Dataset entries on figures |
━━━━━━

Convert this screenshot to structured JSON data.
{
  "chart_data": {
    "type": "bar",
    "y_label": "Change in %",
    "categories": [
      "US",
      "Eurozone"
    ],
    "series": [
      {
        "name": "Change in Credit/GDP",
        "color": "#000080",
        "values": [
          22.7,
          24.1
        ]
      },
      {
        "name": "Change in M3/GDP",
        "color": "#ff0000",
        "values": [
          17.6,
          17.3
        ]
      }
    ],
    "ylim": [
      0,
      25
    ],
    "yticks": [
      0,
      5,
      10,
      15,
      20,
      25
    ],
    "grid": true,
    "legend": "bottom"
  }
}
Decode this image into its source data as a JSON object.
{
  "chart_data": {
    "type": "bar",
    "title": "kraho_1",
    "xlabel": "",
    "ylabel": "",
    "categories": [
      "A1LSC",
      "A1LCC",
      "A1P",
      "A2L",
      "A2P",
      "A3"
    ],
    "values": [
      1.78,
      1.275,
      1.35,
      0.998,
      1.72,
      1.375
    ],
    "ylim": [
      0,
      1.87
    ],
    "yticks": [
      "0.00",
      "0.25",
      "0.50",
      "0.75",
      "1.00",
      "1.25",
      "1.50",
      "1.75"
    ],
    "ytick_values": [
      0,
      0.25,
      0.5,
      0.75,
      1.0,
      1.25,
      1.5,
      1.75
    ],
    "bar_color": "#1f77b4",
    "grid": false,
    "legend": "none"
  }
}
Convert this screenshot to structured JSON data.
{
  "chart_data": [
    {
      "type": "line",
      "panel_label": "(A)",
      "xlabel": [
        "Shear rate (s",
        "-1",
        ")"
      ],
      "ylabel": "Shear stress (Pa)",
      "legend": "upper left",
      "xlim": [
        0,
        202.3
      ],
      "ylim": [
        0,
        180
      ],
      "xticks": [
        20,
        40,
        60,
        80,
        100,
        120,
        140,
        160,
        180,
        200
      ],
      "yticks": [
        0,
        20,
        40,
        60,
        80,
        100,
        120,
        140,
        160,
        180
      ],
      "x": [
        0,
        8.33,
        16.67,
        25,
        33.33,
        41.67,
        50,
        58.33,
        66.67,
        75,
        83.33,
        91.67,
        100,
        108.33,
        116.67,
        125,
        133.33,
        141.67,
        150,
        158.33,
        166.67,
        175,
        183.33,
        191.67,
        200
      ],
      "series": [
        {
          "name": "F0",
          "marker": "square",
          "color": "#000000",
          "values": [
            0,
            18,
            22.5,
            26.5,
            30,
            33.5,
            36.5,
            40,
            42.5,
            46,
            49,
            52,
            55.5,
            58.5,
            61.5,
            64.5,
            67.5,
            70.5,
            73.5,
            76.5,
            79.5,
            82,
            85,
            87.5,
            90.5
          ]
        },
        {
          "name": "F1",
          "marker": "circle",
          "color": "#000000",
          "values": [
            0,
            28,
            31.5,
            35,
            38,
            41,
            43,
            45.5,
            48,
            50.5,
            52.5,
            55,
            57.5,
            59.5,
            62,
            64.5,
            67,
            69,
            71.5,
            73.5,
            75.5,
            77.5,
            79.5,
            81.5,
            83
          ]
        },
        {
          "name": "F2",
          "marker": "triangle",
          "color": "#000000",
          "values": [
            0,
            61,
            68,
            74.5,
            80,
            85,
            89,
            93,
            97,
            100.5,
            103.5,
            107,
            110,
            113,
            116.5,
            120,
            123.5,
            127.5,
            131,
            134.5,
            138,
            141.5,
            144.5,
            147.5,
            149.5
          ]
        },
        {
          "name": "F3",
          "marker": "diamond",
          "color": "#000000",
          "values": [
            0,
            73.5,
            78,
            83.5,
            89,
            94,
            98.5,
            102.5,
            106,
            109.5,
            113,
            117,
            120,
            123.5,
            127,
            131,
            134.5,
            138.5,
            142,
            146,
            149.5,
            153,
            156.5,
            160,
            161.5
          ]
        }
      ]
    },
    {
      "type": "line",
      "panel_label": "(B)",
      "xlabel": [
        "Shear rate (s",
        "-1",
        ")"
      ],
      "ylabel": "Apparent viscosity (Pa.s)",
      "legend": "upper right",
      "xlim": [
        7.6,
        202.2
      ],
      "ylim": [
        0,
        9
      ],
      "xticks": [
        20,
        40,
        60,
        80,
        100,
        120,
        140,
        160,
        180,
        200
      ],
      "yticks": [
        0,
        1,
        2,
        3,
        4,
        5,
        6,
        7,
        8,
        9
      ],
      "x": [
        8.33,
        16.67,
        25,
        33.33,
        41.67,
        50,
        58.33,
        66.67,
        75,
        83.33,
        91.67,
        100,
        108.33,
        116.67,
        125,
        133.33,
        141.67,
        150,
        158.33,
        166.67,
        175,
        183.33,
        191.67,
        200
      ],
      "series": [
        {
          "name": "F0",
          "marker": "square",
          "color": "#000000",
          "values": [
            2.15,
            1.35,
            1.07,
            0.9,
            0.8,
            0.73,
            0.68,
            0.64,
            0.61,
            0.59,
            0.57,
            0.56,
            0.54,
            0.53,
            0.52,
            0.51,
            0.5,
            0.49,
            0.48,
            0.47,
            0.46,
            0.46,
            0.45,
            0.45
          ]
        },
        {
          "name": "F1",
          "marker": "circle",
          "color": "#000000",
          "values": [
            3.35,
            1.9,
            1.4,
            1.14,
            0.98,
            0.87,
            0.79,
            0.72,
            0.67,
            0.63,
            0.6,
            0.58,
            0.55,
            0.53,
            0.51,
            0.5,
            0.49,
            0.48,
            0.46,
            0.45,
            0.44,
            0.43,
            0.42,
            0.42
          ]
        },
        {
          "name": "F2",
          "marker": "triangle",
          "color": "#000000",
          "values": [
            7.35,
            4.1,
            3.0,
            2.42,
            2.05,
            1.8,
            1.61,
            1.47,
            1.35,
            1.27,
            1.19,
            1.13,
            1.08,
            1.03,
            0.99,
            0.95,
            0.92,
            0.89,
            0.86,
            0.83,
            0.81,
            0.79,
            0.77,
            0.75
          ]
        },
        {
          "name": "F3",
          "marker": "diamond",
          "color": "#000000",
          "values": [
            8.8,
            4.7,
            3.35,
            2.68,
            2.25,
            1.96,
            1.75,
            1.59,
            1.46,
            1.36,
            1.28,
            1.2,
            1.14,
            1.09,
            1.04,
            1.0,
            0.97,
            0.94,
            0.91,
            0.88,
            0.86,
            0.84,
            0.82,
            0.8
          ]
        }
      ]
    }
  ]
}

━━━━━━

What you will do | Write out all the lines again, exactly as they are.

Written answer |
Convert this screenshot to structured JSON data.
{
  "chart_data": {
    "type": "bar",
    "y_label": "Change in %",
    "categories": [
      "US",
      "Eurozone"
    ],
    "series": [
      {
        "name": "Change in Credit/GDP",
        "color": "#000080",
        "values": [
          22.7,
          24.1
        ]
      },
      {
        "name": "Change in M3/GDP",
        "color": "#ff0000",
        "values": [
          17.6,
          17.3
        ]
      }
    ],
    "ylim": [
      0,
      25
    ],
    "yticks": [
      0,
      5,
      10,
      15,
      20,
      25
    ],
    "grid": true,
    "legend": "bottom"
  }
}
Decode this image into its source data as a JSON object.
{
  "chart_data": {
    "type": "bar",
    "title": "kraho_1",
    "xlabel": "",
    "ylabel": "",
    "categories": [
      "A1LSC",
      "A1LCC",
      "A1P",
      "A2L",
      "A2P",
      "A3"
    ],
    "values": [
      1.78,
      1.275,
      1.35,
      0.998,
      1.72,
      1.375
    ],
    "ylim": [
      0,
      1.87
    ],
    "yticks": [
      "0.00",
      "0.25",
      "0.50",
      "0.75",
      "1.00",
      "1.25",
      "1.50",
      "1.75"
    ],
    "ytick_values": [
      0,
      0.25,
      0.5,
      0.75,
      1.0,
      1.25,
      1.5,
      1.75
    ],
    "bar_color": "#1f77b4",
    "grid": false,
    "legend": "none"
  }
}
Convert this screenshot to structured JSON data.
{
  "chart_data": [
    {
      "type": "line",
      "panel_label": "(A)",
      "xlabel": [
        "Shear rate (s",
        "-1",
        ")"
      ],
      "ylabel": "Shear stress (Pa)",
      "legend": "upper left",
      "xlim": [
        0,
        202.3
      ],
      "ylim": [
        0,
        180
      ],
      "xticks": [
        20,
        40,
        60,
        80,
        100,
        120,
        140,
        160,
        180,
        200
      ],
      "yticks": [
        0,
        20,
        40,
        60,
        80,
        100,
        120,
        140,
        160,
        180
      ],
      "x": [
        0,
        8.33,
        16.67,
        25,
        33.33,
        41.67,
        50,
        58.33,
        66.67,
        75,
        83.33,
        91.67,
        100,
        108.33,
        116.67,
        125,
        133.33,
        141.67,
        150,
        158.33,
        166.67,
        175,
        183.33,
        191.67,
        200
      ],
      "series": [
        {
          "name": "F0",
          "marker": "square",
          "color": "#000000",
          "values": [
            0,
            18,
            22.5,
            26.5,
            30,
            33.5,
            36.5,
            40,
            42.5,
            46,
            49,
            52,
            55.5,
            58.5,
            61.5,
            64.5,
            67.5,
            70.5,
            73.5,
            76.5,
            79.5,
            82,
            85,
            87.5,
            90.5
          ]
        },
        {
          "name": "F1",
          "marker": "circle",
          "color": "#000000",
          "values": [
            0,
            28,
            31.5,
            35,
            38,
            41,
            43,
            45.5,
            48,
            50.5,
            52.5,
            55,
            57.5,
            59.5,
            62,
            64.5,
            67,
            69,
            71.5,
            73.5,
            75.5,
            77.5,
            79.5,
            81.5,
            83
          ]
        },
        {
          "name": "F2",
          "marker": "triangle",
          "color": "#000000",
          "values": [
            0,
            61,
            68,
            74.5,
            80,
            85,
            89,
            93,
            97,
            100.5,
            103.5,
            107,
            110,
            113,
            116.5,
            120,
            123.5,
            127.5,
            131,
            134.5,
            138,
            141.5,
            144.5,
            147.5,
            149.5
          ]
        },
        {
          "name": "F3",
          "marker": "diamond",
          "color": "#000000",
          "values": [
            0,
            73.5,
            78,
            83.5,
            89,
            94,
            98.5,
            102.5,
            106,
            109.5,
            113,
            117,
            120,
            123.5,
            127,
            131,
            134.5,
            138.5,
            142,
            146,
            149.5,
            153,
            156.5,
            160,
            161.5
          ]
        }
      ]
    },
    {
      "type": "line",
      "panel_label": "(B)",
      "xlabel": [
        "Shear rate (s",
        "-1",
        ")"
      ],
      "ylabel": "Apparent viscosity (Pa.s)",
      "legend": "upper right",
      "xlim": [
        7.6,
        202.2
      ],
      "ylim": [
        0,
        9
      ],
      "xticks": [
        20,
        40,
        60,
        80,
        100,
        120,
        140,
        160,
        180,
        200
      ],
      "yticks": [
        0,
        1,
        2,
        3,
        4,
        5,
        6,
        7,
        8,
        9
      ],
      "x": [
        8.33,
        16.67,
        25,
        33.33,
        41.67,
        50,
        58.33,
        66.67,
        75,
        83.33,
        91.67,
        100,
        108.33,
        116.67,
        125,
        133.33,
        141.67,
        150,
        158.33,
        166.67,
        175,
        183.33,
        191.67,
        200
      ],
      "series": [
        {
          "name": "F0",
          "marker": "square",
          "color": "#000000",
          "values": [
            2.15,
            1.35,
            1.07,
            0.9,
            0.8,
            0.73,
            0.68,
            0.64,
            0.61,
            0.59,
            0.57,
            0.56,
            0.54,
            0.53,
            0.52,
            0.51,
            0.5,
            0.49,
            0.48,
            0.47,
            0.46,
            0.46,
            0.45,
            0.45
          ]
        },
        {
          "name": "F1",
          "marker": "circle",
          "color": "#000000",
          "values": [
            3.35,
            1.9,
            1.4,
            1.14,
            0.98,
            0.87,
            0.79,
            0.72,
            0.67,
            0.63,
            0.6,
            0.58,
            0.55,
            0.53,
            0.51,
            0.5,
            0.49,
            0.48,
            0.46,
            0.45,
            0.44,
            0.43,
            0.42,
            0.42
          ]
        },
        {
          "name": "F2",
          "marker": "triangle",
          "color": "#000000",
          "values": [
            7.35,
            4.1,
            3.0,
            2.42,
            2.05,
            1.8,
            1.61,
            1.47,
            1.35,
            1.27,
            1.19,
            1.13,
            1.08,
            1.03,
            0.99,
            0.95,
            0.92,
            0.89,
            0.86,
            0.83,
            0.81,
            0.79,
            0.77,
            0.75
          ]
        },
        {
          "name": "F3",
          "marker": "diamond",
          "color": "#000000",
          "values": [
            8.8,
            4.7,
            3.35,
            2.68,
            2.25,
            1.96,
            1.75,
            1.59,
            1.46,
            1.36,
            1.28,
            1.2,
            1.14,
            1.09,
            1.04,
            1.0,
            0.97,
            0.94,
            0.91,
            0.88,
            0.86,
            0.84,
            0.82,
            0.8
          ]
        }
      ]
    }
  ]
}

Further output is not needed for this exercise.